▶ TASK STATEMENT: Go through the listing and copy every line word for word.

** Start **

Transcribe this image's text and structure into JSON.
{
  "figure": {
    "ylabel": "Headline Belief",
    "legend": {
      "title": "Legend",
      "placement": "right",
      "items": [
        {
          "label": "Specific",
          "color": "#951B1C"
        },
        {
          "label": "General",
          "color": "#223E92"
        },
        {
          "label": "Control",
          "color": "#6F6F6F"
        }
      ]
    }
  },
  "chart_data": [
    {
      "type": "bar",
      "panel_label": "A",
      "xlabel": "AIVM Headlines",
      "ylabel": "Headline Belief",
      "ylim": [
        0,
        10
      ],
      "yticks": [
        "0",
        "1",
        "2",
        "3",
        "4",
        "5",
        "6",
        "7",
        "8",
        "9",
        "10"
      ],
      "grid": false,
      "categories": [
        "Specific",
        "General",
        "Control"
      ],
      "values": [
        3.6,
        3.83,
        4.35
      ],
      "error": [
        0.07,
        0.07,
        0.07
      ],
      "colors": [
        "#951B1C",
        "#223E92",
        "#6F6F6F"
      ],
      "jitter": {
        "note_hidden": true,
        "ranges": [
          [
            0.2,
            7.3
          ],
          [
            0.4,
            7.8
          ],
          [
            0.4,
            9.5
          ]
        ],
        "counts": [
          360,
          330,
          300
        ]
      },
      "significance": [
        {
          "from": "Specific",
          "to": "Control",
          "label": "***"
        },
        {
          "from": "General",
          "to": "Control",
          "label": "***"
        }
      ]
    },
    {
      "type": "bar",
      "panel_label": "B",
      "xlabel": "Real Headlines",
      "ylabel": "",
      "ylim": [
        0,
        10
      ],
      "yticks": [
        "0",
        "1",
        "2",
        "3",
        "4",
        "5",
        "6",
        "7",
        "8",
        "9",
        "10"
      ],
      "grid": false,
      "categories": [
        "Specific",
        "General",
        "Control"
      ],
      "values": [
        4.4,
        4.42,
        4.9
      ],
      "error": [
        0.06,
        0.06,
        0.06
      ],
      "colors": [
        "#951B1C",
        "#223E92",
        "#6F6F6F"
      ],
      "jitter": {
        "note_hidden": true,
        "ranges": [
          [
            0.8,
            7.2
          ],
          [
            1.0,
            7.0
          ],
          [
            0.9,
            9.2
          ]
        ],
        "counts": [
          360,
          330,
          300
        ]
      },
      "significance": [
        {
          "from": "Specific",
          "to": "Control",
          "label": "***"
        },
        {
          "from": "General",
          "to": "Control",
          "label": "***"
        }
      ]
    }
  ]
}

** End **

▶ RESPONSE TO THIS EXERCISE:
Transcribe this image's text and structure into JSON.
{
  "figure": {
    "ylabel": "Headline Belief",
    "legend": {
      "title": "Legend",
      "placement": "right",
      "items": [
        {
          "label": "Specific",
          "color": "#951B1C"
        },
        {
          "label": "General",
          "color": "#223E92"
        },
        {
          "label": "Control",
          "color": "#6F6F6F"
        }
      ]
    }
  },
  "chart_data": [
    {
      "type": "bar",
      "panel_label": "A",
      "xlabel": "AIVM Headlines",
      "ylabel": "Headline Belief",
      "ylim": [
        0,
        10
      ],
      "yticks": [
        "0",
        "1",
        "2",
        "3",
        "4",
        "5",
        "6",
        "7",
        "8",
        "9",
        "10"
      ],
      "grid": false,
      "categories": [
        "Specific",
        "General",
        "Control"
      ],
      "values": [
        3.6,
        3.83,
        4.35
      ],
      "error": [
        0.07,
        0.07,
        0.07
      ],
      "colors": [
        "#951B1C",
        "#223E92",
        "#6F6F6F"
      ],
      "jitter": {
        "note_hidden": true,
        "ranges": [
          [
            0.2,
            7.3
          ],
          [
            0.4,
            7.8
          ],
          [
            0.4,
            9.5
          ]
        ],
        "counts": [
          360,
          330,
          300
        ]
      },
      "significance": [
        {
          "from": "Specific",
          "to": "Control",
          "label": "***"
        },
        {
          "from": "General",
          "to": "Control",
          "label": "***"
        }
      ]
    },
    {
      "type": "bar",
      "panel_label": "B",
      "xlabel": "Real Headlines",
      "ylabel": "",
      "ylim": [
        0,
        10
      ],
      "yticks": [
        "0",
        "1",
        "2",
        "3",
        "4",
        "5",
        "6",
        "7",
        "8",
        "9",
        "10"
      ],
      "grid": false,
      "categories": [
        "Specific",
        "General",
        "Control"
      ],
      "values": [
        4.4,
        4.42,
        4.9
      ],
      "error": [
        0.06,
        0.06,
        0.06
      ],
      "colors": [
        "#951B1C",
        "#223E92",
        "#6F6F6F"
      ],
      "jitter": {
        "note_hidden": true,
        "ranges": [
          [
            0.8,
            7.2
          ],
          [
            1.0,
            7.0
          ],
          [
            0.9,
            9.2
          ]
        ],
        "counts": [
          360,
          330,
          300
        ]
      },
      "significance": [
        {
          "from": "Specific",
          "to": "Control",
          "label": "***"
        },
        {
          "from": "General",
          "to": "Control",
          "label": "***"
        }
      ]
    }
  ]
}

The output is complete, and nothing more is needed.